A block of data
________________________________________
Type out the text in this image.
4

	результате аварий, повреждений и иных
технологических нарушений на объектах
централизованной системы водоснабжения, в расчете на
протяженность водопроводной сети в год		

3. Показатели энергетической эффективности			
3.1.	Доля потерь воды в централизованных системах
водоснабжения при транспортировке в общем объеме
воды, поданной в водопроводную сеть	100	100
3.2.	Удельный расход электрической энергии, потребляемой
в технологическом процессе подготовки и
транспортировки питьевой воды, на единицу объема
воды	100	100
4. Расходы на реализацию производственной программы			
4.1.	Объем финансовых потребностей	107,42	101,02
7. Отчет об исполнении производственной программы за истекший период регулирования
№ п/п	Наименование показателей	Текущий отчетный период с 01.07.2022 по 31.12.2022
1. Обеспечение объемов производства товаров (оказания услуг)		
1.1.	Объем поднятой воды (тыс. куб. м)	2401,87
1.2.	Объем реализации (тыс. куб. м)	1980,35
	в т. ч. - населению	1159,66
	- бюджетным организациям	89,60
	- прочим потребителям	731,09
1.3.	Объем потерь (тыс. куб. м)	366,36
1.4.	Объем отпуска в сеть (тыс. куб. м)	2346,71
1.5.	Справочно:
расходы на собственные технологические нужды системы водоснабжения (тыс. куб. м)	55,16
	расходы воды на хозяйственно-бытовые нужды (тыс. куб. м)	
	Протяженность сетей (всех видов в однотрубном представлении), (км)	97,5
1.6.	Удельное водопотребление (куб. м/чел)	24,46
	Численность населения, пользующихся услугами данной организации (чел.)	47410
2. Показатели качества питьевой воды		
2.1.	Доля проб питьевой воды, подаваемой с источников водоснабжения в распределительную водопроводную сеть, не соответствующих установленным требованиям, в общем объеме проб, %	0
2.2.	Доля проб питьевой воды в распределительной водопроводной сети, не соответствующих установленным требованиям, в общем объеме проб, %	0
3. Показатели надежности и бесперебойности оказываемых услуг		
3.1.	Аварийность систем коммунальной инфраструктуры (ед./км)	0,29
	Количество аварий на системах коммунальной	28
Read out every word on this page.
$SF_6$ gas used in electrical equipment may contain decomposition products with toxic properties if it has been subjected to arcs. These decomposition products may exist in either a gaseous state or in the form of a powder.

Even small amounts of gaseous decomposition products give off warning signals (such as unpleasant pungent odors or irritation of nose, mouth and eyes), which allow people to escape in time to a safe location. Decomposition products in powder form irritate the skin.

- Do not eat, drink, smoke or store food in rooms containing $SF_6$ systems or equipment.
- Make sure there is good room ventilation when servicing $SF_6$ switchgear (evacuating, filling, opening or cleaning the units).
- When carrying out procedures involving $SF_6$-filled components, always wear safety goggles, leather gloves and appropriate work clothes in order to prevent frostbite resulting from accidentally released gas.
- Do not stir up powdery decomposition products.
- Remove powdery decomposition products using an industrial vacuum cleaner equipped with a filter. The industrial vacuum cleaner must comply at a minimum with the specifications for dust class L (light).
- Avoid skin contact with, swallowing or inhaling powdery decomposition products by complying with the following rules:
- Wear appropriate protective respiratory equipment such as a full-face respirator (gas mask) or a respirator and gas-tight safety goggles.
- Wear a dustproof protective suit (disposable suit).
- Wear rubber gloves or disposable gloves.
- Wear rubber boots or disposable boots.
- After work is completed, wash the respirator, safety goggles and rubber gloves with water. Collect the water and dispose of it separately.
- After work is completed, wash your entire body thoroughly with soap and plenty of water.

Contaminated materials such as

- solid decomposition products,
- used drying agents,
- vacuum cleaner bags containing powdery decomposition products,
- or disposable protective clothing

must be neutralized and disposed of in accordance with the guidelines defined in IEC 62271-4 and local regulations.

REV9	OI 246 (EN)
________________________________________
-- WORK INSTRUCTIONS --
Transcribe every line of the data, exactly as it stands.

-- SOLUTION FOR THIS TASK --
Type out the text in this image.
4

	результате аварий, повреждений и иных
технологических нарушений на объектах
централизованной системы водоснабжения, в расчете на
протяженность водопроводной сети в год		

3. Показатели энергетической эффективности			
3.1.	Доля потерь воды в централизованных системах
водоснабжения при транспортировке в общем объеме
воды, поданной в водопроводную сеть	100	100
3.2.	Удельный расход электрической энергии, потребляемой
в технологическом процессе подготовки и
транспортировки питьевой воды, на единицу объема
воды	100	100
4. Расходы на реализацию производственной программы			
4.1.	Объем финансовых потребностей	107,42	101,02
7. Отчет об исполнении производственной программы за истекший период регулирования
№ п/п	Наименование показателей	Текущий отчетный период с 01.07.2022 по 31.12.2022
1. Обеспечение объемов производства товаров (оказания услуг)		
1.1.	Объем поднятой воды (тыс. куб. м)	2401,87
1.2.	Объем реализации (тыс. куб. м)	1980,35
	в т. ч. - населению	1159,66
	- бюджетным организациям	89,60
	- прочим потребителям	731,09
1.3.	Объем потерь (тыс. куб. м)	366,36
1.4.	Объем отпуска в сеть (тыс. куб. м)	2346,71
1.5.	Справочно:
расходы на собственные технологические нужды системы водоснабжения (тыс. куб. м)	55,16
	расходы воды на хозяйственно-бытовые нужды (тыс. куб. м)	
	Протяженность сетей (всех видов в однотрубном представлении), (км)	97,5
1.6.	Удельное водопотребление (куб. м/чел)	24,46
	Численность населения, пользующихся услугами данной организации (чел.)	47410
2. Показатели качества питьевой воды		
2.1.	Доля проб питьевой воды, подаваемой с источников водоснабжения в распределительную водопроводную сеть, не соответствующих установленным требованиям, в общем объеме проб, %	0
2.2.	Доля проб питьевой воды в распределительной водопроводной сети, не соответствующих установленным требованиям, в общем объеме проб, %	0
3. Показатели надежности и бесперебойности оказываемых услуг		
3.1.	Аварийность систем коммунальной инфраструктуры (ед./км)	0,29
	Количество аварий на системах коммунальной	28
Read out every word on this page.
$SF_6$ gas used in electrical equipment may contain decomposition products with toxic properties if it has been subjected to arcs. These decomposition products may exist in either a gaseous state or in the form of a powder.

Even small amounts of gaseous decomposition products give off warning signals (such as unpleasant pungent odors or irritation of nose, mouth and eyes), which allow people to escape in time to a safe location. Decomposition products in powder form irritate the skin.

- Do not eat, drink, smoke or store food in rooms containing $SF_6$ systems or equipment.
- Make sure there is good room ventilation when servicing $SF_6$ switchgear (evacuating, filling, opening or cleaning the units).
- When carrying out procedures involving $SF_6$-filled components, always wear safety goggles, leather gloves and appropriate work clothes in order to prevent frostbite resulting from accidentally released gas.
- Do not stir up powdery decomposition products.
- Remove powdery decomposition products using an industrial vacuum cleaner equipped with a filter. The industrial vacuum cleaner must comply at a minimum with the specifications for dust class L (light).
- Avoid skin contact with, swallowing or inhaling powdery decomposition products by complying with the following rules:
- Wear appropriate protective respiratory equipment such as a full-face respirator (gas mask) or a respirator and gas-tight safety goggles.
- Wear a dustproof protective suit (disposable suit).
- Wear rubber gloves or disposable gloves.
- Wear rubber boots or disposable boots.
- After work is completed, wash the respirator, safety goggles and rubber gloves with water. Collect the water and dispose of it separately.
- After work is completed, wash your entire body thoroughly with soap and plenty of water.

Contaminated materials such as

- solid decomposition products,
- used drying agents,
- vacuum cleaner bags containing powdery decomposition products,
- or disposable protective clothing

must be neutralized and disposed of in accordance with the guidelines defined in IEC 62271-4 and local regulations.

REV9	OI 246 (EN)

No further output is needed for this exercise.